Saved entries:
══════

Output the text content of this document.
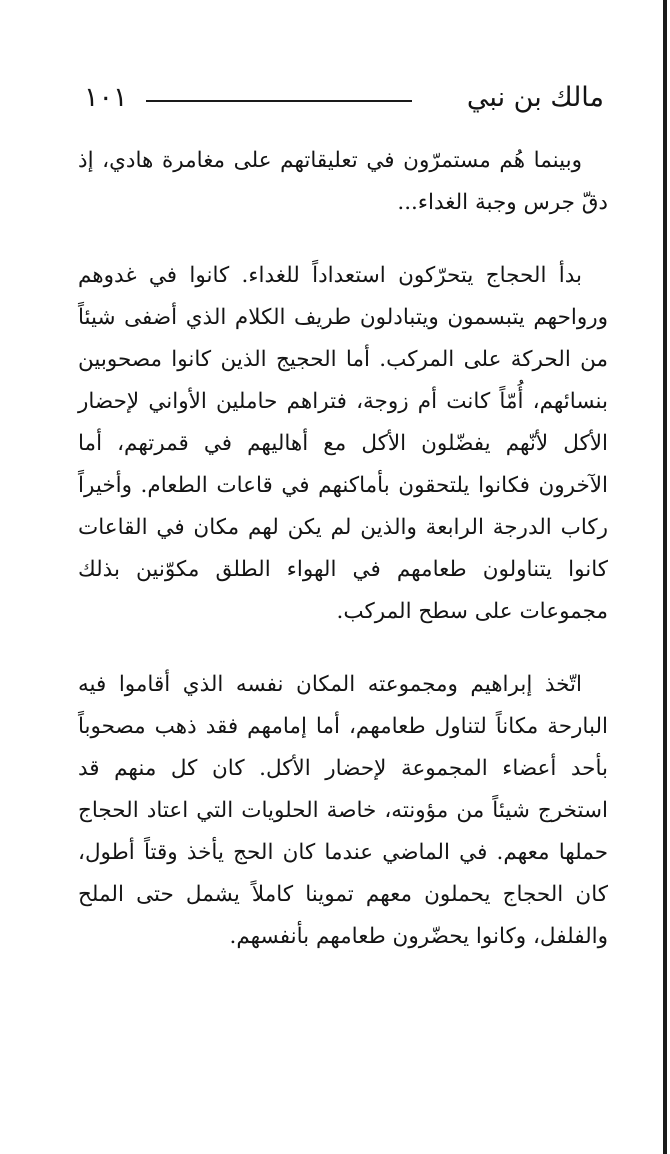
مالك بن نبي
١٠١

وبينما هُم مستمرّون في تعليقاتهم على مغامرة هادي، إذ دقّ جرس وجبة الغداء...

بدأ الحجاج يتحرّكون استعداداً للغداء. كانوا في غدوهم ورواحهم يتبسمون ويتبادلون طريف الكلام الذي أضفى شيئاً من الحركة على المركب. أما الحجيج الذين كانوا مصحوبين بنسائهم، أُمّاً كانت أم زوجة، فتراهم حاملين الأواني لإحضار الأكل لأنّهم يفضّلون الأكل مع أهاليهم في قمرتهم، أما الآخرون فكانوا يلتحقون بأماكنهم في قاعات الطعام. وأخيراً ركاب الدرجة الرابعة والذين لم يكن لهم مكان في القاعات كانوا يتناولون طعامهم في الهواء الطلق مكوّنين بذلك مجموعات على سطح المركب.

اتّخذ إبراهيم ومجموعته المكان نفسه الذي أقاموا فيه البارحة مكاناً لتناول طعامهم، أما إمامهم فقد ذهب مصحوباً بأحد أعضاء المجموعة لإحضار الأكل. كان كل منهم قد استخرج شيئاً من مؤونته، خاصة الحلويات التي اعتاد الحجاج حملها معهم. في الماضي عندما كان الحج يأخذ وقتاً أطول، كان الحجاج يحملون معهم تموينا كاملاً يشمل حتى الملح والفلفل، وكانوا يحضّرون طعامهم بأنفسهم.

══════

◆ What is asked
Copy all lines of the listing above that contain the string "لإحضار".

◆ Solution to this exercise
بدأ الحجاج يتحرّكون استعداداً للغداء. كانوا في غدوهم ورواحهم يتبسمون ويتبادلون طريف الكلام الذي أضفى شيئاً من الحركة على المركب. أما الحجيج الذين كانوا مصحوبين بنسائهم، أُمّاً كانت أم زوجة، فتراهم حاملين الأواني لإحضار الأكل لأنّهم يفضّلون الأكل مع أهاليهم في قمرتهم، أما الآخرون فكانوا يلتحقون بأماكنهم في قاعات الطعام. وأخيراً ركاب الدرجة الرابعة والذين لم يكن لهم مكان في القاعات كانوا يتناولون طعامهم في الهواء الطلق مكوّنين بذلك مجموعات على سطح المركب.
اتّخذ إبراهيم ومجموعته المكان نفسه الذي أقاموا فيه البارحة مكاناً لتناول طعامهم، أما إمامهم فقد ذهب مصحوباً بأحد أعضاء المجموعة لإحضار الأكل. كان كل منهم قد استخرج شيئاً من مؤونته، خاصة الحلويات التي اعتاد الحجاج حملها معهم. في الماضي عندما كان الحج يأخذ وقتاً أطول، كان الحجاج يحملون معهم تموينا كاملاً يشمل حتى الملح والفلفل، وكانوا يحضّرون طعامهم بأنفسهم.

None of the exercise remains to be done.